- **DATA FOR THE TASK**
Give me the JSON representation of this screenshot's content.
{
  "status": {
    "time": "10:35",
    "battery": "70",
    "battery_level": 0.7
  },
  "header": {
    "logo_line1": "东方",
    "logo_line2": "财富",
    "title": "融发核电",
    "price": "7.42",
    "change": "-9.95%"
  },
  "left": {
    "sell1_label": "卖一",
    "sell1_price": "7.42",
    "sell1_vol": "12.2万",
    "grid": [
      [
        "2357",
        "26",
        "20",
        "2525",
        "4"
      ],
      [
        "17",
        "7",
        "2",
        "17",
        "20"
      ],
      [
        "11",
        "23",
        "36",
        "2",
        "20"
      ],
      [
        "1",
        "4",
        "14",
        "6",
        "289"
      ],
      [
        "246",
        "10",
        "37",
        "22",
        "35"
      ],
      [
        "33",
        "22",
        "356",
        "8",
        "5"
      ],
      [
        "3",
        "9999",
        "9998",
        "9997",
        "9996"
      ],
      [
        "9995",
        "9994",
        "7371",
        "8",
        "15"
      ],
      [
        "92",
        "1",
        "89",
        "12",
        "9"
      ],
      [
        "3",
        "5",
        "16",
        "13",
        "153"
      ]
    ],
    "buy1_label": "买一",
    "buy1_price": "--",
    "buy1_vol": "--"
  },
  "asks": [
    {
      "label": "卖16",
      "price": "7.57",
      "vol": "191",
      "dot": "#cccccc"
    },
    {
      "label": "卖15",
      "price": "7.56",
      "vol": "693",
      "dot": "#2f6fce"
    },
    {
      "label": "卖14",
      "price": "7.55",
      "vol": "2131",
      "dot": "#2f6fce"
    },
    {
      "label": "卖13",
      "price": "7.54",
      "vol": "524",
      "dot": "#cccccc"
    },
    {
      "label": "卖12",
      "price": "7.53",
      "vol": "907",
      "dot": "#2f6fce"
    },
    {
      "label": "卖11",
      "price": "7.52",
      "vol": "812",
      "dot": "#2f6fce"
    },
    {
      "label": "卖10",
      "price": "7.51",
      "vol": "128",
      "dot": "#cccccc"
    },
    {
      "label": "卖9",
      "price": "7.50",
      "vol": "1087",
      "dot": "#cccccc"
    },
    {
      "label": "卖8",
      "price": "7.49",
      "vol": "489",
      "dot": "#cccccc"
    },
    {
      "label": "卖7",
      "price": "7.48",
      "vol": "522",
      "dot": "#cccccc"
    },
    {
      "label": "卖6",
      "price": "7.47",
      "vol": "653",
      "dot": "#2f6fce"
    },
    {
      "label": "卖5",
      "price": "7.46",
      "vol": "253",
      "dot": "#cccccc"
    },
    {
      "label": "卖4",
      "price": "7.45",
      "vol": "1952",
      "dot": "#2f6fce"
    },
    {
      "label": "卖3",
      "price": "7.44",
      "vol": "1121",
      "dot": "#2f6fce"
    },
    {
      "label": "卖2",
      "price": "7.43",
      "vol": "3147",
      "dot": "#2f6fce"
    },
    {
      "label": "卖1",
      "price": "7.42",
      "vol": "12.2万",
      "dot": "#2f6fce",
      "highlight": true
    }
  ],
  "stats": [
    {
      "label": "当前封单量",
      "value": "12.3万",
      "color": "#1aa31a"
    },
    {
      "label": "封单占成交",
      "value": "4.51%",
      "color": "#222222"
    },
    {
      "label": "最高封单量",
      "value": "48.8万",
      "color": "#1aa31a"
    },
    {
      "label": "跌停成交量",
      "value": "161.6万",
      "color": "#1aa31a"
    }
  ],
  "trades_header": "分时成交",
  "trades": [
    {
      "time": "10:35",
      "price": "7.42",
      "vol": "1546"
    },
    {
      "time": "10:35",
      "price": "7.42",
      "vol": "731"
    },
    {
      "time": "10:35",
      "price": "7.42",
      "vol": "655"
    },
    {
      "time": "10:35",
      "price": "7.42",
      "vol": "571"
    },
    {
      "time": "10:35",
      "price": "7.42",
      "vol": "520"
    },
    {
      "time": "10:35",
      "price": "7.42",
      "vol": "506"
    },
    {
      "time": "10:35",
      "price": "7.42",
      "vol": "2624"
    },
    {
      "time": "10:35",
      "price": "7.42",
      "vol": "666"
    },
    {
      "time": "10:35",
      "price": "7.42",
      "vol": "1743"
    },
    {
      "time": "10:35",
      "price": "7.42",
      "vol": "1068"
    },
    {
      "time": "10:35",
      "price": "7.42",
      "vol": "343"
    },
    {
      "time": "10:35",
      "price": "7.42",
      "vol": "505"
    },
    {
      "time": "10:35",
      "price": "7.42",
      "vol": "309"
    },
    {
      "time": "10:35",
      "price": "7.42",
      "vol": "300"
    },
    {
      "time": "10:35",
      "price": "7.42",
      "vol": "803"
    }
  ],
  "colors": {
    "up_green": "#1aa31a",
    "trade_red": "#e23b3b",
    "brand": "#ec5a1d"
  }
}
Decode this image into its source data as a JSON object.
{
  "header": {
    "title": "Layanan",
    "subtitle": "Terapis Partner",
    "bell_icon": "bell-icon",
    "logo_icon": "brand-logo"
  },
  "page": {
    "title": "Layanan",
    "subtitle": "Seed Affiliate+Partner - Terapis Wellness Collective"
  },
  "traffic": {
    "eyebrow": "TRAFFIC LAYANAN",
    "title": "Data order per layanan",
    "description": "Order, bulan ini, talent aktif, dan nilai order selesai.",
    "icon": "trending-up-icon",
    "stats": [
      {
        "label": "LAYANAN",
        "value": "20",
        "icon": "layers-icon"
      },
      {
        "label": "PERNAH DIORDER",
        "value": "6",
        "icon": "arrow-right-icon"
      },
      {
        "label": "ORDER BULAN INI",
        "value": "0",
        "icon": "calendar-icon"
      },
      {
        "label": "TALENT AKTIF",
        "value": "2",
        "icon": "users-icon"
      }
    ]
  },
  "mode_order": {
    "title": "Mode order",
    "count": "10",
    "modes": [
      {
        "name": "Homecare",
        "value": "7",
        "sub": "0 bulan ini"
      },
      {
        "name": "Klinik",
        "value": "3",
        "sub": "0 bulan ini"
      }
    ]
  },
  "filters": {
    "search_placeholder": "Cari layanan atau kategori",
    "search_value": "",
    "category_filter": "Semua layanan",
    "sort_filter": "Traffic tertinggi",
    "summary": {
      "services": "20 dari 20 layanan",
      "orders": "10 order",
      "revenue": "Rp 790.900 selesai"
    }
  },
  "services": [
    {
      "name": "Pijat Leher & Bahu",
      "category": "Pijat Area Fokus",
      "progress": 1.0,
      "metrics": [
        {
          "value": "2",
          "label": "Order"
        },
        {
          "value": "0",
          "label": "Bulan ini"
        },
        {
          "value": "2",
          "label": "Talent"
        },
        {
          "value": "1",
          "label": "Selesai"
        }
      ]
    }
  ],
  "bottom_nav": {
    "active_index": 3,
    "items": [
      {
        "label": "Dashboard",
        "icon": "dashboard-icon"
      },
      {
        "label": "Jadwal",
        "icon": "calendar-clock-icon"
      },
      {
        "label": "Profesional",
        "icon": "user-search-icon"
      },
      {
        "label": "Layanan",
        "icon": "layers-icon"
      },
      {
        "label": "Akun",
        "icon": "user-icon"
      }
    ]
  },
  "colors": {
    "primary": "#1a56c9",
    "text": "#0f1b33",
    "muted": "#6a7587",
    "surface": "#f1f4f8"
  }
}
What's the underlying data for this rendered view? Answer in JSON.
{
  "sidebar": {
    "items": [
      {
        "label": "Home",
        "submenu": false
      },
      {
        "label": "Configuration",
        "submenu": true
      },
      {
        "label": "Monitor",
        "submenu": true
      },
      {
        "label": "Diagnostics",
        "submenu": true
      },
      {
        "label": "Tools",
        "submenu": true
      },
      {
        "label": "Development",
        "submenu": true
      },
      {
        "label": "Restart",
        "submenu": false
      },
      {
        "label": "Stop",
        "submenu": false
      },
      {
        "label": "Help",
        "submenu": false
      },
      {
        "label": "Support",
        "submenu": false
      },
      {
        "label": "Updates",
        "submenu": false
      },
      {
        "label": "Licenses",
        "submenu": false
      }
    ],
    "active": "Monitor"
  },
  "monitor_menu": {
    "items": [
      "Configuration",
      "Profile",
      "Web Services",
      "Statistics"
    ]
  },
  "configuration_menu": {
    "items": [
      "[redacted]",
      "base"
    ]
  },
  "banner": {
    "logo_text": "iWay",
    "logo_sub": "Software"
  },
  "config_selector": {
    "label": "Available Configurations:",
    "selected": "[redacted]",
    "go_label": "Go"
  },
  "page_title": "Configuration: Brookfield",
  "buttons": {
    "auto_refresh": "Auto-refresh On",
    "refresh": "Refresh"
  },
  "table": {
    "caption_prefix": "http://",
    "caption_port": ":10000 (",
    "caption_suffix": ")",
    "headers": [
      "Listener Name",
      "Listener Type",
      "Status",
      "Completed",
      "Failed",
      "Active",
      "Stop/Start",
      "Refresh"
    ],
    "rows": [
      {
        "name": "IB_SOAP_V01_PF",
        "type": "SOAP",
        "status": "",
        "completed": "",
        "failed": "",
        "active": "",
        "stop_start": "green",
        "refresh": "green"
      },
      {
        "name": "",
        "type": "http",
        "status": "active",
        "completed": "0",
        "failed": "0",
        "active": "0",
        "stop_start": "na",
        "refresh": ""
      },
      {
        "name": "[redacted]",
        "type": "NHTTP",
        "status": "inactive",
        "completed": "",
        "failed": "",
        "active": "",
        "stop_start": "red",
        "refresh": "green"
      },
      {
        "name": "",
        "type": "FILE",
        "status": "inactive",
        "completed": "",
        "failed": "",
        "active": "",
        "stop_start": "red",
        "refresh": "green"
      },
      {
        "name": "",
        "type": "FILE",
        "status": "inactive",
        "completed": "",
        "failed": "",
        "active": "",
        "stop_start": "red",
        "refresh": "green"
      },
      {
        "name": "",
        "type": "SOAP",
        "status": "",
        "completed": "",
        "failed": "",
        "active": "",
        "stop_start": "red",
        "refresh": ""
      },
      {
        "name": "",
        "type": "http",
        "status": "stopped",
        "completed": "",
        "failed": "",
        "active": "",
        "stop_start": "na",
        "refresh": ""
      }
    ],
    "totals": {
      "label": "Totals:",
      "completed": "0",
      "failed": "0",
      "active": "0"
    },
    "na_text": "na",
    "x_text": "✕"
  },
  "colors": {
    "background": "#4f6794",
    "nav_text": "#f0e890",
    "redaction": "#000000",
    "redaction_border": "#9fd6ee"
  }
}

- **WHAT YOU WILL DO**
Using the records above, find and show each line with the string "subtitle".

- **CORRECT ANSWER**
    "subtitle": "Terapis Partner",
    "subtitle": "Seed Affiliate+Partner - Terapis Wellness Collective"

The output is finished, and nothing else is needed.